AIM OF THE EXERCISE
Extract each line of the data below exactly as written.

SUPPLIED RECORDS
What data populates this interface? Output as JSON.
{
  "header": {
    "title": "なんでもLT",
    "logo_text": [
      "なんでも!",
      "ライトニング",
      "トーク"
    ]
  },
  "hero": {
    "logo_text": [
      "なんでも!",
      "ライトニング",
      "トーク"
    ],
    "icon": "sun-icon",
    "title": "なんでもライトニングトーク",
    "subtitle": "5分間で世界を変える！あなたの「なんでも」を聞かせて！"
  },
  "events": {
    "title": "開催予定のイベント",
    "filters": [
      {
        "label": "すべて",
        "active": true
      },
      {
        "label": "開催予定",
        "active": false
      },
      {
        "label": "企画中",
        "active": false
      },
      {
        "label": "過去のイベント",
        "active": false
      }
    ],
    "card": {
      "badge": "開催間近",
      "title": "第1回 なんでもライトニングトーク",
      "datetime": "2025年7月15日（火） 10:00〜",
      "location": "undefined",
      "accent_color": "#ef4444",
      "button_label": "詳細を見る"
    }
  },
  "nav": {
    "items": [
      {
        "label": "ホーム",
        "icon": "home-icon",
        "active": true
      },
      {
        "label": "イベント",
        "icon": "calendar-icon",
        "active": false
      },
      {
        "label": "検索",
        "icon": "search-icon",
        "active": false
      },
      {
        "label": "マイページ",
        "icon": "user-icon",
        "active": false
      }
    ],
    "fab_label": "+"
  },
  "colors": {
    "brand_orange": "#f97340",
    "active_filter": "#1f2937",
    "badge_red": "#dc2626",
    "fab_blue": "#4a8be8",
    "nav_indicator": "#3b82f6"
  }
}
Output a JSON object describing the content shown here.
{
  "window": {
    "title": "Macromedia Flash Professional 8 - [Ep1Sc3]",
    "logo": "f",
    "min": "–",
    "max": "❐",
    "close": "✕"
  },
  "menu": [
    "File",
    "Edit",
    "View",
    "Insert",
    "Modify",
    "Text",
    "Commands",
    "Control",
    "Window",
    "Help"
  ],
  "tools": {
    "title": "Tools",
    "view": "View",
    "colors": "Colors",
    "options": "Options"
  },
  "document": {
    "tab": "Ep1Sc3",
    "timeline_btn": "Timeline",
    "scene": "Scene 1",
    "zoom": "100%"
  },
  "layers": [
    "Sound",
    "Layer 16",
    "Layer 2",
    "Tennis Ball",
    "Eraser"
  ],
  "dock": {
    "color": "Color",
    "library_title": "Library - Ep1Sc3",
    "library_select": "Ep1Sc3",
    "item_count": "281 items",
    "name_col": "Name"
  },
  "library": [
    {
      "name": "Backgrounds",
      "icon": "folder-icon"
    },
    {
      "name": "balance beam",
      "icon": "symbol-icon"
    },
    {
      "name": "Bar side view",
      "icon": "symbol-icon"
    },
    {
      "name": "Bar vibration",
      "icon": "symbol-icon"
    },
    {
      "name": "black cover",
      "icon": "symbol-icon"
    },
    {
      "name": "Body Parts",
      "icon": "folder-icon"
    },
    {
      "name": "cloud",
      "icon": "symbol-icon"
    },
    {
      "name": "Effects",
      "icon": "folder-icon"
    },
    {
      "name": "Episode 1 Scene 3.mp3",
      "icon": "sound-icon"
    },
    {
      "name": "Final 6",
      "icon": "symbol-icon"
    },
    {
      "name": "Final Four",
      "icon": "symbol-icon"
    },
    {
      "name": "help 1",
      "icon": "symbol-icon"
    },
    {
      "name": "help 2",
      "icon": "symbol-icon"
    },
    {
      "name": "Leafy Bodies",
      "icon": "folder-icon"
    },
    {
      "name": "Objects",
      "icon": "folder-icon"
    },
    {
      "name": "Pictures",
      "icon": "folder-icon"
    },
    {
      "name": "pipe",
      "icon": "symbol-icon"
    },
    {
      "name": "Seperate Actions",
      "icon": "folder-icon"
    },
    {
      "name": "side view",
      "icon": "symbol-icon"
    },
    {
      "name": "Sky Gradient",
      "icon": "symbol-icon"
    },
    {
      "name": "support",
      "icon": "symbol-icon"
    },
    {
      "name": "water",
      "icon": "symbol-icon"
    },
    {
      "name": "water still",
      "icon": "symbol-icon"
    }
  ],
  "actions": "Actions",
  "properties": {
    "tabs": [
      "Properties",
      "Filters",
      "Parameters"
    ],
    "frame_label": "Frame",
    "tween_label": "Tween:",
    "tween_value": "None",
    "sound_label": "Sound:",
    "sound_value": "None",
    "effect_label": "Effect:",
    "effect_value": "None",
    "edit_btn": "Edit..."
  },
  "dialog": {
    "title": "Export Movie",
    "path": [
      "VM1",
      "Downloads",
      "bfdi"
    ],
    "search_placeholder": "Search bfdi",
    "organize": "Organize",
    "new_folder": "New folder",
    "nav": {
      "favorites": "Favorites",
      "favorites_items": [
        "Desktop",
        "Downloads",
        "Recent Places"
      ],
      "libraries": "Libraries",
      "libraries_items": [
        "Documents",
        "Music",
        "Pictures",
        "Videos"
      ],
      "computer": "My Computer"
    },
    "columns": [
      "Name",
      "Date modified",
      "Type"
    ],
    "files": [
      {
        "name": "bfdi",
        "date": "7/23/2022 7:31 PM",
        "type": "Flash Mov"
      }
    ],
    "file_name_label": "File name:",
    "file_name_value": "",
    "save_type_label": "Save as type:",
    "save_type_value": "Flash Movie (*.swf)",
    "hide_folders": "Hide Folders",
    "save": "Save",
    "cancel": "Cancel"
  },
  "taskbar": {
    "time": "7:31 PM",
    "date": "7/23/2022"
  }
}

REPLY
What data populates this interface? Output as JSON.
{
  "header": {
    "title": "なんでもLT",
    "logo_text": [
      "なんでも!",
      "ライトニング",
      "トーク"
    ]
  },
  "hero": {
    "logo_text": [
      "なんでも!",
      "ライトニング",
      "トーク"
    ],
    "icon": "sun-icon",
    "title": "なんでもライトニングトーク",
    "subtitle": "5分間で世界を変える！あなたの「なんでも」を聞かせて！"
  },
  "events": {
    "title": "開催予定のイベント",
    "filters": [
      {
        "label": "すべて",
        "active": true
      },
      {
        "label": "開催予定",
        "active": false
      },
      {
        "label": "企画中",
        "active": false
      },
      {
        "label": "過去のイベント",
        "active": false
      }
    ],
    "card": {
      "badge": "開催間近",
      "title": "第1回 なんでもライトニングトーク",
      "datetime": "2025年7月15日（火） 10:00〜",
      "location": "undefined",
      "accent_color": "#ef4444",
      "button_label": "詳細を見る"
    }
  },
  "nav": {
    "items": [
      {
        "label": "ホーム",
        "icon": "home-icon",
        "active": true
      },
      {
        "label": "イベント",
        "icon": "calendar-icon",
        "active": false
      },
      {
        "label": "検索",
        "icon": "search-icon",
        "active": false
      },
      {
        "label": "マイページ",
        "icon": "user-icon",
        "active": false
      }
    ],
    "fab_label": "+"
  },
  "colors": {
    "brand_orange": "#f97340",
    "active_filter": "#1f2937",
    "badge_red": "#dc2626",
    "fab_blue": "#4a8be8",
    "nav_indicator": "#3b82f6"
  }
}
Output a JSON object describing the content shown here.
{
  "window": {
    "title": "Macromedia Flash Professional 8 - [Ep1Sc3]",
    "logo": "f",
    "min": "–",
    "max": "❐",
    "close": "✕"
  },
  "menu": [
    "File",
    "Edit",
    "View",
    "Insert",
    "Modify",
    "Text",
    "Commands",
    "Control",
    "Window",
    "Help"
  ],
  "tools": {
    "title": "Tools",
    "view": "View",
    "colors": "Colors",
    "options": "Options"
  },
  "document": {
    "tab": "Ep1Sc3",
    "timeline_btn": "Timeline",
    "scene": "Scene 1",
    "zoom": "100%"
  },
  "layers": [
    "Sound",
    "Layer 16",
    "Layer 2",
    "Tennis Ball",
    "Eraser"
  ],
  "dock": {
    "color": "Color",
    "library_title": "Library - Ep1Sc3",
    "library_select": "Ep1Sc3",
    "item_count": "281 items",
    "name_col": "Name"
  },
  "library": [
    {
      "name": "Backgrounds",
      "icon": "folder-icon"
    },
    {
      "name": "balance beam",
      "icon": "symbol-icon"
    },
    {
      "name": "Bar side view",
      "icon": "symbol-icon"
    },
    {
      "name": "Bar vibration",
      "icon": "symbol-icon"
    },
    {
      "name": "black cover",
      "icon": "symbol-icon"
    },
    {
      "name": "Body Parts",
      "icon": "folder-icon"
    },
    {
      "name": "cloud",
      "icon": "symbol-icon"
    },
    {
      "name": "Effects",
      "icon": "folder-icon"
    },
    {
      "name": "Episode 1 Scene 3.mp3",
      "icon": "sound-icon"
    },
    {
      "name": "Final 6",
      "icon": "symbol-icon"
    },
    {
      "name": "Final Four",
      "icon": "symbol-icon"
    },
    {
      "name": "help 1",
      "icon": "symbol-icon"
    },
    {
      "name": "help 2",
      "icon": "symbol-icon"
    },
    {
      "name": "Leafy Bodies",
      "icon": "folder-icon"
    },
    {
      "name": "Objects",
      "icon": "folder-icon"
    },
    {
      "name": "Pictures",
      "icon": "folder-icon"
    },
    {
      "name": "pipe",
      "icon": "symbol-icon"
    },
    {
      "name": "Seperate Actions",
      "icon": "folder-icon"
    },
    {
      "name": "side view",
      "icon": "symbol-icon"
    },
    {
      "name": "Sky Gradient",
      "icon": "symbol-icon"
    },
    {
      "name": "support",
      "icon": "symbol-icon"
    },
    {
      "name": "water",
      "icon": "symbol-icon"
    },
    {
      "name": "water still",
      "icon": "symbol-icon"
    }
  ],
  "actions": "Actions",
  "properties": {
    "tabs": [
      "Properties",
      "Filters",
      "Parameters"
    ],
    "frame_label": "Frame",
    "tween_label": "Tween:",
    "tween_value": "None",
    "sound_label": "Sound:",
    "sound_value": "None",
    "effect_label": "Effect:",
    "effect_value": "None",
    "edit_btn": "Edit..."
  },
  "dialog": {
    "title": "Export Movie",
    "path": [
      "VM1",
      "Downloads",
      "bfdi"
    ],
    "search_placeholder": "Search bfdi",
    "organize": "Organize",
    "new_folder": "New folder",
    "nav": {
      "favorites": "Favorites",
      "favorites_items": [
        "Desktop",
        "Downloads",
        "Recent Places"
      ],
      "libraries": "Libraries",
      "libraries_items": [
        "Documents",
        "Music",
        "Pictures",
        "Videos"
      ],
      "computer": "My Computer"
    },
    "columns": [
      "Name",
      "Date modified",
      "Type"
    ],
    "files": [
      {
        "name": "bfdi",
        "date": "7/23/2022 7:31 PM",
        "type": "Flash Mov"
      }
    ],
    "file_name_label": "File name:",
    "file_name_value": "",
    "save_type_label": "Save as type:",
    "save_type_value": "Flash Movie (*.swf)",
    "hide_folders": "Hide Folders",
    "save": "Save",
    "cancel": "Cancel"
  },
  "taskbar": {
    "time": "7:31 PM",
    "date": "7/23/2022"
  }
}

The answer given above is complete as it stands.